**Given request**: Output each entry below as it stands, leaving out every picture.

**Stored data**:
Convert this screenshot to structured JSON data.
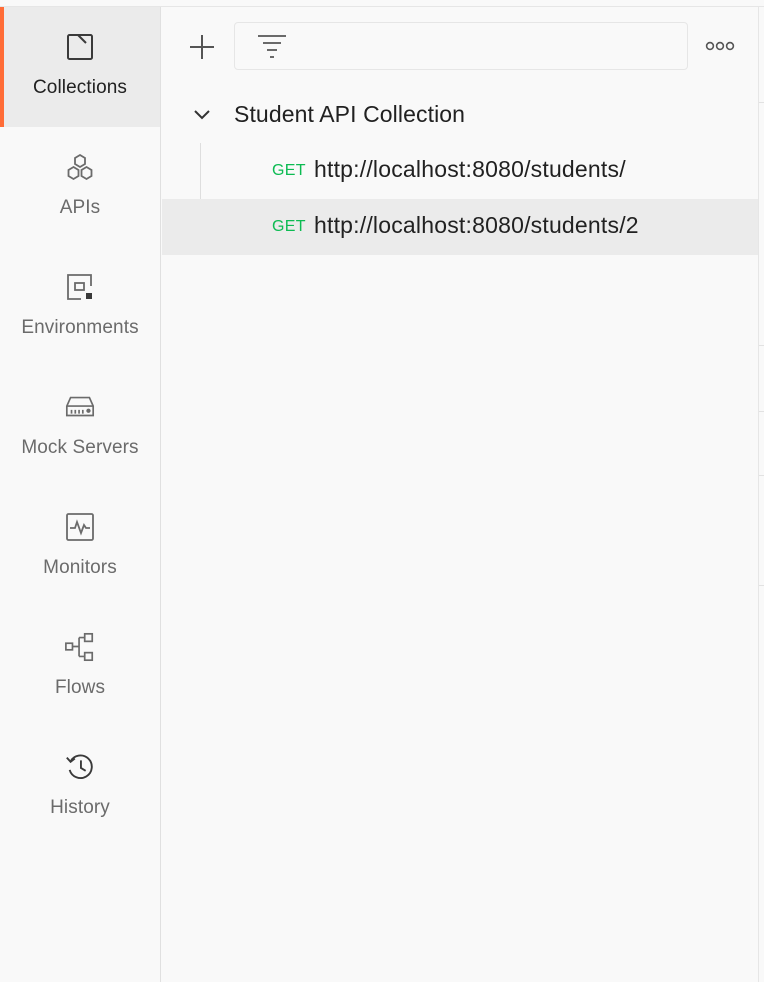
{
  "nav": {
    "items": [
      {
        "label": "Collections",
        "icon": "collections-icon",
        "active": true
      },
      {
        "label": "APIs",
        "icon": "apis-icon"
      },
      {
        "label": "Environments",
        "icon": "environments-icon"
      },
      {
        "label": "Mock Servers",
        "icon": "mock-servers-icon"
      },
      {
        "label": "Monitors",
        "icon": "monitors-icon"
      },
      {
        "label": "Flows",
        "icon": "flows-icon"
      },
      {
        "label": "History",
        "icon": "history-icon"
      }
    ]
  },
  "toolbar": {
    "search_value": "",
    "search_placeholder": ""
  },
  "collection": {
    "name": "Student API Collection",
    "expanded": true,
    "requests": [
      {
        "method": "GET",
        "url": "http://localhost:8080/students/",
        "selected": false
      },
      {
        "method": "GET",
        "url": "http://localhost:8080/students/2",
        "selected": true
      }
    ]
  },
  "colors": {
    "accent": "#ff6c37",
    "method_get": "#0cbb52",
    "selected_bg": "#ebebeb",
    "background": "#f9f9f9"
  }
}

**The solution**:
Convert this screenshot to structured JSON data.
{
  "nav": {
    "items": [
      {
        "label": "Collections",
        "icon": "collections-icon",
        "active": true
      },
      {
        "label": "APIs",
        "icon": "apis-icon"
      },
      {
        "label": "Environments",
        "icon": "environments-icon"
      },
      {
        "label": "Mock Servers",
        "icon": "mock-servers-icon"
      },
      {
        "label": "Monitors",
        "icon": "monitors-icon"
      },
      {
        "label": "Flows",
        "icon": "flows-icon"
      },
      {
        "label": "History",
        "icon": "history-icon"
      }
    ]
  },
  "toolbar": {
    "search_value": "",
    "search_placeholder": ""
  },
  "collection": {
    "name": "Student API Collection",
    "expanded": true,
    "requests": [
      {
        "method": "GET",
        "url": "http://localhost:8080/students/",
        "selected": false
      },
      {
        "method": "GET",
        "url": "http://localhost:8080/students/2",
        "selected": true
      }
    ]
  },
  "colors": {
    "accent": "#ff6c37",
    "method_get": "#0cbb52",
    "selected_bg": "#ebebeb",
    "background": "#f9f9f9"
  }
}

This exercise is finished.